***** Supplied material *****
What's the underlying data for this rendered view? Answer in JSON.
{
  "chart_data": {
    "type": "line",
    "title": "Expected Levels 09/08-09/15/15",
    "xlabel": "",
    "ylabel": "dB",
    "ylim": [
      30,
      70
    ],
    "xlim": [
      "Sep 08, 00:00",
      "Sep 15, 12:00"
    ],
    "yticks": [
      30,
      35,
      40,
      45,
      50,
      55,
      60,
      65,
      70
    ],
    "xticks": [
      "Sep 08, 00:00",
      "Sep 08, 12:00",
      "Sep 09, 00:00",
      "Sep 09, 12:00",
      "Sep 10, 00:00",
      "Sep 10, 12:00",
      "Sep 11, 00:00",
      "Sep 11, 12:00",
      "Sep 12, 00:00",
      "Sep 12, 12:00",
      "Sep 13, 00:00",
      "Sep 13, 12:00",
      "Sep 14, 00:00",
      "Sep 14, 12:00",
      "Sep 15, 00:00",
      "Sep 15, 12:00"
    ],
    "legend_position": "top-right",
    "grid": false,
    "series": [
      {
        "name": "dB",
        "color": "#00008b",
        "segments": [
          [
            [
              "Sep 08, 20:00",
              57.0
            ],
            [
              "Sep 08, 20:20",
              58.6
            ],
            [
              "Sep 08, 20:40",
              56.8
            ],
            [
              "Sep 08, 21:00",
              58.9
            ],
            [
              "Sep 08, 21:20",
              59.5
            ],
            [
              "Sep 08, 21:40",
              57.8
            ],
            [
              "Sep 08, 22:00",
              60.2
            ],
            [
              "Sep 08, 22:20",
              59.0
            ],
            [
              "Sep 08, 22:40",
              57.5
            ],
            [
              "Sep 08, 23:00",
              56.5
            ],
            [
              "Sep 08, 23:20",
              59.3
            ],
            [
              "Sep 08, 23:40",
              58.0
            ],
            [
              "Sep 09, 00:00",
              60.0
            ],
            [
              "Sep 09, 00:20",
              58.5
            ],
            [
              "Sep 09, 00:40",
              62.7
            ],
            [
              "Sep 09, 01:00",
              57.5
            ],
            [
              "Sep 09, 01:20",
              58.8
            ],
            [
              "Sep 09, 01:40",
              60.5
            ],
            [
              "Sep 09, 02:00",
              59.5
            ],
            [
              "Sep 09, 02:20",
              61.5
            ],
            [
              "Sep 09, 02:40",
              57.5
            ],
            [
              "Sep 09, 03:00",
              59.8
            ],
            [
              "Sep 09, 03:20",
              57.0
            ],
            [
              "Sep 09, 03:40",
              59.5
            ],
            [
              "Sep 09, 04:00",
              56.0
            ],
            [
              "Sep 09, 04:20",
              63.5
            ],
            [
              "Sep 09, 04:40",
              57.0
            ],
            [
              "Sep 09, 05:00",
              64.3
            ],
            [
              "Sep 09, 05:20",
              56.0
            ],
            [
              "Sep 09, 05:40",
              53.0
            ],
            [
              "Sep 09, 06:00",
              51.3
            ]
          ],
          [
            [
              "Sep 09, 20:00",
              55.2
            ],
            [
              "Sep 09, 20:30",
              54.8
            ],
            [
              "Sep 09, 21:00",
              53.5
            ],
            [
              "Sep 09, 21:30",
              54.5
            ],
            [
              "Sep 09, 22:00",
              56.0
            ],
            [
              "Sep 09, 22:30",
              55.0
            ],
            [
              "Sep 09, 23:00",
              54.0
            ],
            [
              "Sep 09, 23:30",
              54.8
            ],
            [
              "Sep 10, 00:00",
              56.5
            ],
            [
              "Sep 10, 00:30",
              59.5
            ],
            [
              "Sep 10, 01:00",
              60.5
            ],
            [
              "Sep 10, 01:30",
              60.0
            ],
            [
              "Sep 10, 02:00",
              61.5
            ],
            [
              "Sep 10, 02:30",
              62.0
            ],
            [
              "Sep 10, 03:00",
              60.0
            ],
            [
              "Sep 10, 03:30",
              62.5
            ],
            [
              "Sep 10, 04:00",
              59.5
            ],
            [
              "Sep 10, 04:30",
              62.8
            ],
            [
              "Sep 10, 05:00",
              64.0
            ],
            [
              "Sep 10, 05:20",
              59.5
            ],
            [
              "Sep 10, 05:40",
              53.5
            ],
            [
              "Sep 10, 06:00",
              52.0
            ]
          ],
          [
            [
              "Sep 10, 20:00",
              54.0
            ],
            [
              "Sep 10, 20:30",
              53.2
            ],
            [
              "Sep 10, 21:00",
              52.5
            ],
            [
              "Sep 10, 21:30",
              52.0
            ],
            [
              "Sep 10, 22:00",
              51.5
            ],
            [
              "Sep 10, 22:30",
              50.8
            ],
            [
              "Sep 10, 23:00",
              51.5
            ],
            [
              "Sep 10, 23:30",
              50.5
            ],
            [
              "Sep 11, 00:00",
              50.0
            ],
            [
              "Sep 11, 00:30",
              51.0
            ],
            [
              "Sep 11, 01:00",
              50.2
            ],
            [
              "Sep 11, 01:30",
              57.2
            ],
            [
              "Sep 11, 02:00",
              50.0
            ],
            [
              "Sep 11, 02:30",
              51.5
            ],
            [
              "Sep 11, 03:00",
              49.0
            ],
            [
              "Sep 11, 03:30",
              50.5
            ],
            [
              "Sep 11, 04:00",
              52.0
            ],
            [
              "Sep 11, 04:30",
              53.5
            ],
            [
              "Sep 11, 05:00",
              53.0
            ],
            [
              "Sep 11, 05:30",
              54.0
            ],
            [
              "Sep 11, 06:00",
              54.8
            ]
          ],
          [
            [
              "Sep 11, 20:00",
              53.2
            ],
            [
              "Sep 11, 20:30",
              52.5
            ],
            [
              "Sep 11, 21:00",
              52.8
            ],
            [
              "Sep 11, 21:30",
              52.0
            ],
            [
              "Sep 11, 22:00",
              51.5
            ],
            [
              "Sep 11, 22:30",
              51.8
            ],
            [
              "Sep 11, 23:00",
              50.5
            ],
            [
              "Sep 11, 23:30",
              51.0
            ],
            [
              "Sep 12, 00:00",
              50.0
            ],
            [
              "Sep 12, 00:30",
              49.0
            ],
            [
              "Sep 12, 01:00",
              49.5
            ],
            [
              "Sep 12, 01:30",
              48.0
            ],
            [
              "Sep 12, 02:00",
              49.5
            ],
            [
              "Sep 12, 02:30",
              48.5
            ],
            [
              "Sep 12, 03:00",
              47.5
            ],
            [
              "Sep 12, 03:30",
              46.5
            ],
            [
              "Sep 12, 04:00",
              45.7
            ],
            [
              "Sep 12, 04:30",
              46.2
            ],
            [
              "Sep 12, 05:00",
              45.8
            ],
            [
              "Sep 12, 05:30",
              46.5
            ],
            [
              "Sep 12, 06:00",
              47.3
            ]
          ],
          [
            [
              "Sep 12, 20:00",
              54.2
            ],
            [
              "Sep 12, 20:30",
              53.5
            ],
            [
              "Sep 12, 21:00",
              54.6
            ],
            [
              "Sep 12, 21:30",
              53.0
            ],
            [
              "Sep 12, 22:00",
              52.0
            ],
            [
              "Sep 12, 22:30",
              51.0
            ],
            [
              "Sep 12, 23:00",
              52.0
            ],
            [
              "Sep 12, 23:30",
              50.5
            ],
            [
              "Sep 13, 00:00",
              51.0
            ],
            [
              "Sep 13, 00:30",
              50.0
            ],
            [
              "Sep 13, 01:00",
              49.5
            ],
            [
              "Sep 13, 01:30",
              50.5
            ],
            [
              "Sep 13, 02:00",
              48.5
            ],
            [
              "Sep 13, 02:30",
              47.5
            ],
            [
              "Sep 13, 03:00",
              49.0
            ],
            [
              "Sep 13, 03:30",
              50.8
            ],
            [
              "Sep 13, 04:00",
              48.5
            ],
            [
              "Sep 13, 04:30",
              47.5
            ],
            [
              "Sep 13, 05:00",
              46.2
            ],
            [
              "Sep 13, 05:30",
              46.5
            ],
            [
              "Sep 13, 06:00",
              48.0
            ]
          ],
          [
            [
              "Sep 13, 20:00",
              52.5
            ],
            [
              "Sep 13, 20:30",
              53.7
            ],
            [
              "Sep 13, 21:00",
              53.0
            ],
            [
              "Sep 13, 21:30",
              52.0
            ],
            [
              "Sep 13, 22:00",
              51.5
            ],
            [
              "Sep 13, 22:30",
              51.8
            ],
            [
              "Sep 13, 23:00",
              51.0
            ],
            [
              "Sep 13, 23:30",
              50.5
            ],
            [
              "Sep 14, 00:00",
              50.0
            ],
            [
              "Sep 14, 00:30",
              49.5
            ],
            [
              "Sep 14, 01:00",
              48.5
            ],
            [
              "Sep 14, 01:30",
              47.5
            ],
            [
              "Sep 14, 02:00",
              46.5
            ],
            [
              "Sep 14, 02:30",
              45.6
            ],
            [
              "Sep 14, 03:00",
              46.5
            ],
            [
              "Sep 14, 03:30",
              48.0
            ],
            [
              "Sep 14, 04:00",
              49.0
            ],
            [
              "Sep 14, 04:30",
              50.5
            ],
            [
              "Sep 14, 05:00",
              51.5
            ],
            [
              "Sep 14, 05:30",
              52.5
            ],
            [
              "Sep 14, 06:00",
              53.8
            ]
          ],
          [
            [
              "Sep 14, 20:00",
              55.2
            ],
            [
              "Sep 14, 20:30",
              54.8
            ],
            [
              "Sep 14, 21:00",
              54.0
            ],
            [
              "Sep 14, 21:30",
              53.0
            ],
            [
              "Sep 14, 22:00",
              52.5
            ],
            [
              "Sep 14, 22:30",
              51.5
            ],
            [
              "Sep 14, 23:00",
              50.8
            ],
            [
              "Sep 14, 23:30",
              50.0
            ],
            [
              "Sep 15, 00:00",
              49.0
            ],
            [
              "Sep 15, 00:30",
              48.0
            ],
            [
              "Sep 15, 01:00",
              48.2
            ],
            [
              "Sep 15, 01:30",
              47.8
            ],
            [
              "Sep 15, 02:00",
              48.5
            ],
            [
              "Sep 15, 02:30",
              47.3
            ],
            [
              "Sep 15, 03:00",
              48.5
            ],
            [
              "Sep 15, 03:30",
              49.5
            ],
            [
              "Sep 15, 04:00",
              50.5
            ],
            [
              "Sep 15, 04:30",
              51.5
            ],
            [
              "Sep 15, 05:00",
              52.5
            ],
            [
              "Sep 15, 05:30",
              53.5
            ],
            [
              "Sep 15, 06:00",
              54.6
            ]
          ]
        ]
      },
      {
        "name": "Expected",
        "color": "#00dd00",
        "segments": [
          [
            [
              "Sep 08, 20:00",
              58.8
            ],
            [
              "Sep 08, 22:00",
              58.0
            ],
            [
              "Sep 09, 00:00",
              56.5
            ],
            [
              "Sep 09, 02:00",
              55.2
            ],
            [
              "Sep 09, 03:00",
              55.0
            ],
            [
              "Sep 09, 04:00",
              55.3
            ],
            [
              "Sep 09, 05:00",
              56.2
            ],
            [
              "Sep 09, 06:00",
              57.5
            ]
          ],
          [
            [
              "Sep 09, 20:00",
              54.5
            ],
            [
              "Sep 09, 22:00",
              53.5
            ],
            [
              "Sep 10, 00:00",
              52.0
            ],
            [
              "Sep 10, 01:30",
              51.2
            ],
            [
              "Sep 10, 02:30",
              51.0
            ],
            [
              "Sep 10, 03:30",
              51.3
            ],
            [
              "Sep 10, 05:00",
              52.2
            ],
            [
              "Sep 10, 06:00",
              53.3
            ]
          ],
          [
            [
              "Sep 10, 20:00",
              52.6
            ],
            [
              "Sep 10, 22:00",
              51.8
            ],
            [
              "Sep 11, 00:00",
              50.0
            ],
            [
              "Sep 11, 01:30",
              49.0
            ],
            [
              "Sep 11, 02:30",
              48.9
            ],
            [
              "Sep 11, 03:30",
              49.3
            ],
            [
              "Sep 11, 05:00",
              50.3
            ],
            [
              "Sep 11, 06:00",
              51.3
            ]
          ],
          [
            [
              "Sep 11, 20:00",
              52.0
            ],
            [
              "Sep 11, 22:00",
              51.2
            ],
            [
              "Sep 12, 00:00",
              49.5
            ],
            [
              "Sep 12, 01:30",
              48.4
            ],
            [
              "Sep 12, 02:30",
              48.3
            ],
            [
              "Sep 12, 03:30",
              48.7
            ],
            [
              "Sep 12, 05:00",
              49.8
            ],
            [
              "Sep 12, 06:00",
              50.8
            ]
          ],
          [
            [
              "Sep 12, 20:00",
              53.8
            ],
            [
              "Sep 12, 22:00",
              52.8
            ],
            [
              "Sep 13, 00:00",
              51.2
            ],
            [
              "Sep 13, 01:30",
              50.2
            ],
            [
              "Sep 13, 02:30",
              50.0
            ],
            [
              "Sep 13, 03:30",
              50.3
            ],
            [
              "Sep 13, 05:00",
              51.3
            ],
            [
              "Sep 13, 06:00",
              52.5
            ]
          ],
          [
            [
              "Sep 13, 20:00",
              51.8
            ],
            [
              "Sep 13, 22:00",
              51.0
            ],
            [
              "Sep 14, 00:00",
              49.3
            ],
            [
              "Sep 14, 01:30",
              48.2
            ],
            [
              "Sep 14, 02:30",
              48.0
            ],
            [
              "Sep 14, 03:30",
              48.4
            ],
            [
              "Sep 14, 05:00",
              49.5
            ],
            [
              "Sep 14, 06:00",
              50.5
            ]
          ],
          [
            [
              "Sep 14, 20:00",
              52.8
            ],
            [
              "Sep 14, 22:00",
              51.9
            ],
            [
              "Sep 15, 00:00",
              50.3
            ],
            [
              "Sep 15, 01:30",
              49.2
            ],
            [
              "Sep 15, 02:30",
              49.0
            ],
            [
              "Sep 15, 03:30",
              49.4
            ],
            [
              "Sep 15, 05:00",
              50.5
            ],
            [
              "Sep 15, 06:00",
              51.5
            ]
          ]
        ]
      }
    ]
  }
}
*****
→ **Problem details**: Extract every line that has the string "Expected" in it.

→ **Task result**:
    "title": "Expected Levels 09/08-09/15/15",
        "name": "Expected",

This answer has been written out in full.